» Instructions for the task: Show every line in the entries below where the word "FILL" appears.

Extracted data entries:

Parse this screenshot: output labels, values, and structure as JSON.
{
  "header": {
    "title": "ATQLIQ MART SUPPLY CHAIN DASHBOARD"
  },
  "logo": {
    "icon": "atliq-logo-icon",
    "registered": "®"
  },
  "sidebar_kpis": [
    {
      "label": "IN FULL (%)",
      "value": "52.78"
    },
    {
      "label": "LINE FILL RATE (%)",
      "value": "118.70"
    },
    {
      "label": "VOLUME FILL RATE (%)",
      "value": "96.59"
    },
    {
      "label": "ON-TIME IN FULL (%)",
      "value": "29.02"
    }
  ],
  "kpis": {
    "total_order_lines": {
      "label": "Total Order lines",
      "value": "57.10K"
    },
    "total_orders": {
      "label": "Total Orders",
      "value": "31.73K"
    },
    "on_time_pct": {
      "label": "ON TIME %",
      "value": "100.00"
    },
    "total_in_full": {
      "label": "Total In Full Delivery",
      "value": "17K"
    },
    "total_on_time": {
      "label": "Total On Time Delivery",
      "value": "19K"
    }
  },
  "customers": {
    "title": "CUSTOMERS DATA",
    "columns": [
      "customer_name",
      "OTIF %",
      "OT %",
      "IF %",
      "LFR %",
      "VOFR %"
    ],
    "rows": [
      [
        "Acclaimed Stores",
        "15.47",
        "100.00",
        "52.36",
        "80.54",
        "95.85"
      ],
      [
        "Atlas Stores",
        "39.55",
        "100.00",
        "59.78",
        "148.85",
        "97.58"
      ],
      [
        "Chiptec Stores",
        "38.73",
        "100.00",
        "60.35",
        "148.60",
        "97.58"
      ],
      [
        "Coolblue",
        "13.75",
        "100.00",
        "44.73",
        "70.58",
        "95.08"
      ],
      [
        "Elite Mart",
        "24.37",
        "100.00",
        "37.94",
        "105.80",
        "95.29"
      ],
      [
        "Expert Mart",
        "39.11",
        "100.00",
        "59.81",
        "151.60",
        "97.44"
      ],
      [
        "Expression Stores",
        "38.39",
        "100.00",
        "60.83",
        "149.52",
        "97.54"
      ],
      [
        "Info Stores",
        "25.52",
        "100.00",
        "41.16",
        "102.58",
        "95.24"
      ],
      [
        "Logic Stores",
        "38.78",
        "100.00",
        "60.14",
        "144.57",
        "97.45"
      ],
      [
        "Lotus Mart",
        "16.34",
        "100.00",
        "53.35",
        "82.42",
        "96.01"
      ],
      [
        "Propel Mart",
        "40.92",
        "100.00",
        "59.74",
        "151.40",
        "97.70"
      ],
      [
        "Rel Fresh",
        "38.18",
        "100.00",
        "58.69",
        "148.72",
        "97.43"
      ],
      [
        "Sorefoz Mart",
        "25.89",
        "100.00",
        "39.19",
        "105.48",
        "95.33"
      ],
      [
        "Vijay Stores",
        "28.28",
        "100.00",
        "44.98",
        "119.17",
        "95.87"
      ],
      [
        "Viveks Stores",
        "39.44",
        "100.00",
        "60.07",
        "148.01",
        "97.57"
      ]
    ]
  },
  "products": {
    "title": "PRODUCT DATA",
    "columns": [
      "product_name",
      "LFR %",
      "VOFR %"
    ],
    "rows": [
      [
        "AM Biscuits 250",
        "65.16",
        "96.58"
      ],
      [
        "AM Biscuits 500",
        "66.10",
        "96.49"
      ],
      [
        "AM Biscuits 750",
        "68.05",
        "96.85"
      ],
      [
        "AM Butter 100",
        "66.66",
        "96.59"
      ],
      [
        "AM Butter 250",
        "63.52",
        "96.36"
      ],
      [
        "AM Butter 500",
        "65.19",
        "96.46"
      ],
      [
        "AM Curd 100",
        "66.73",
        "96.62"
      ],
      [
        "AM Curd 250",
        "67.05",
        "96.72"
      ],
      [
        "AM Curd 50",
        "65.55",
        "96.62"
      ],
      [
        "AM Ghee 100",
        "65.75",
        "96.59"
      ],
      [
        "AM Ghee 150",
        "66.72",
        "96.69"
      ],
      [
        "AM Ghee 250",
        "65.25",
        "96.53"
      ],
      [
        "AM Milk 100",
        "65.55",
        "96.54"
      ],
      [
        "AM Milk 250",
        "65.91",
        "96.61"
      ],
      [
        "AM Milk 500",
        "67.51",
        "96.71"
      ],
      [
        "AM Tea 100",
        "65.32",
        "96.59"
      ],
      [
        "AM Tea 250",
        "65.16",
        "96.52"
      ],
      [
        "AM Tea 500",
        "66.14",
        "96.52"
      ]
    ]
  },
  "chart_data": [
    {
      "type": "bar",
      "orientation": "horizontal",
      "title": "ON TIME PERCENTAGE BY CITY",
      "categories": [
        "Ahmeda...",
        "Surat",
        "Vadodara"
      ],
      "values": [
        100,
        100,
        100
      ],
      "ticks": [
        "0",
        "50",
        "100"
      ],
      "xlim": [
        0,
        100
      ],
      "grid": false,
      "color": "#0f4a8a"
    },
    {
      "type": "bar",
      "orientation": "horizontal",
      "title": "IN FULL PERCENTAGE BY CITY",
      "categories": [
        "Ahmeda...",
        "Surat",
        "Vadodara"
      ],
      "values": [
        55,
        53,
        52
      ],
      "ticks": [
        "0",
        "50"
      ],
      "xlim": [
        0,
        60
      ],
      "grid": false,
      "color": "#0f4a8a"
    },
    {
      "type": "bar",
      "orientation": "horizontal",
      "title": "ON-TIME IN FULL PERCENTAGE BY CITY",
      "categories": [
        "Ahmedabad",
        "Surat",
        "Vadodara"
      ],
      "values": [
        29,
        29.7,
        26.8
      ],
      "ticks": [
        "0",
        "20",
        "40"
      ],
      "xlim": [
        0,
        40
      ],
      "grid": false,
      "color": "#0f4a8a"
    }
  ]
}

» Solved problem:
      "label": "LINE FILL RATE (%)",
      "label": "VOLUME FILL RATE (%)",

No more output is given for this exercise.